WRITTEN REQUEST.
Leave out the pictures and repeat everything else in the records exactly.
★ ★ ★ ★ ★ ★ ★
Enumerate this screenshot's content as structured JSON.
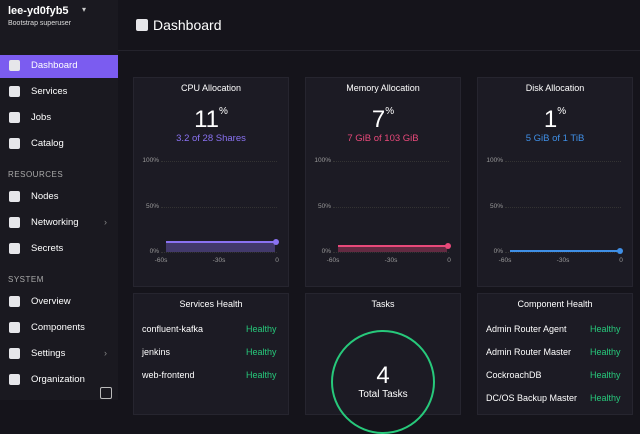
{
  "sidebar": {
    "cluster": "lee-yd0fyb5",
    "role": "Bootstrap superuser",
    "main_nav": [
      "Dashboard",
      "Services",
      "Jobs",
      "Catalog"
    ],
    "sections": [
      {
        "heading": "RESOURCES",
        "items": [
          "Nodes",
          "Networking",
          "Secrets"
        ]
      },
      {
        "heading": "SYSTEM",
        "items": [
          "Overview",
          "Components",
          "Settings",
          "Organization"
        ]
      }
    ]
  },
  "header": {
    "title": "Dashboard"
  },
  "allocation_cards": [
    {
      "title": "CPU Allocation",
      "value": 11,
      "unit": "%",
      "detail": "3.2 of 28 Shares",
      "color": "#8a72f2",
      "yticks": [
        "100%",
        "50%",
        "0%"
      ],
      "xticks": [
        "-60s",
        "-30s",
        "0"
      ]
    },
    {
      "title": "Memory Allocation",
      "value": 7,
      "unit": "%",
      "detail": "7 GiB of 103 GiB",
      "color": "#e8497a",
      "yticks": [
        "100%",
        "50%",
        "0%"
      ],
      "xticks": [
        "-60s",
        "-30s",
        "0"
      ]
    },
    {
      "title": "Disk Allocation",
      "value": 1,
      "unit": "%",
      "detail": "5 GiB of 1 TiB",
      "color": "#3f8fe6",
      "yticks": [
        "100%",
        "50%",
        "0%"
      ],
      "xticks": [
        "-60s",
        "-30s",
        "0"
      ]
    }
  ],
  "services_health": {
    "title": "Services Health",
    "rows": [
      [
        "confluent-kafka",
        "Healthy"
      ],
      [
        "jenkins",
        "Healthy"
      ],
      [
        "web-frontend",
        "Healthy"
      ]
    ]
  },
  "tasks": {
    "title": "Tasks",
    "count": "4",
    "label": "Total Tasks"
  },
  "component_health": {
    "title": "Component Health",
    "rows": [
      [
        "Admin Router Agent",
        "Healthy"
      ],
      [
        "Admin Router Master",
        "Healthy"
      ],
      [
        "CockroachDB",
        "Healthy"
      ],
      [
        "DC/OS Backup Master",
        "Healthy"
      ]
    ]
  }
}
★ ★ ★ ★ ★ ★ ★
THE RESPONSE.
Enumerate this screenshot's content as structured JSON.
{
  "sidebar": {
    "cluster": "lee-yd0fyb5",
    "role": "Bootstrap superuser",
    "main_nav": [
      "Dashboard",
      "Services",
      "Jobs",
      "Catalog"
    ],
    "sections": [
      {
        "heading": "RESOURCES",
        "items": [
          "Nodes",
          "Networking",
          "Secrets"
        ]
      },
      {
        "heading": "SYSTEM",
        "items": [
          "Overview",
          "Components",
          "Settings",
          "Organization"
        ]
      }
    ]
  },
  "header": {
    "title": "Dashboard"
  },
  "allocation_cards": [
    {
      "title": "CPU Allocation",
      "value": 11,
      "unit": "%",
      "detail": "3.2 of 28 Shares",
      "color": "#8a72f2",
      "yticks": [
        "100%",
        "50%",
        "0%"
      ],
      "xticks": [
        "-60s",
        "-30s",
        "0"
      ]
    },
    {
      "title": "Memory Allocation",
      "value": 7,
      "unit": "%",
      "detail": "7 GiB of 103 GiB",
      "color": "#e8497a",
      "yticks": [
        "100%",
        "50%",
        "0%"
      ],
      "xticks": [
        "-60s",
        "-30s",
        "0"
      ]
    },
    {
      "title": "Disk Allocation",
      "value": 1,
      "unit": "%",
      "detail": "5 GiB of 1 TiB",
      "color": "#3f8fe6",
      "yticks": [
        "100%",
        "50%",
        "0%"
      ],
      "xticks": [
        "-60s",
        "-30s",
        "0"
      ]
    }
  ],
  "services_health": {
    "title": "Services Health",
    "rows": [
      [
        "confluent-kafka",
        "Healthy"
      ],
      [
        "jenkins",
        "Healthy"
      ],
      [
        "web-frontend",
        "Healthy"
      ]
    ]
  },
  "tasks": {
    "title": "Tasks",
    "count": "4",
    "label": "Total Tasks"
  },
  "component_health": {
    "title": "Component Health",
    "rows": [
      [
        "Admin Router Agent",
        "Healthy"
      ],
      [
        "Admin Router Master",
        "Healthy"
      ],
      [
        "CockroachDB",
        "Healthy"
      ],
      [
        "DC/OS Backup Master",
        "Healthy"
      ]
    ]
  }
}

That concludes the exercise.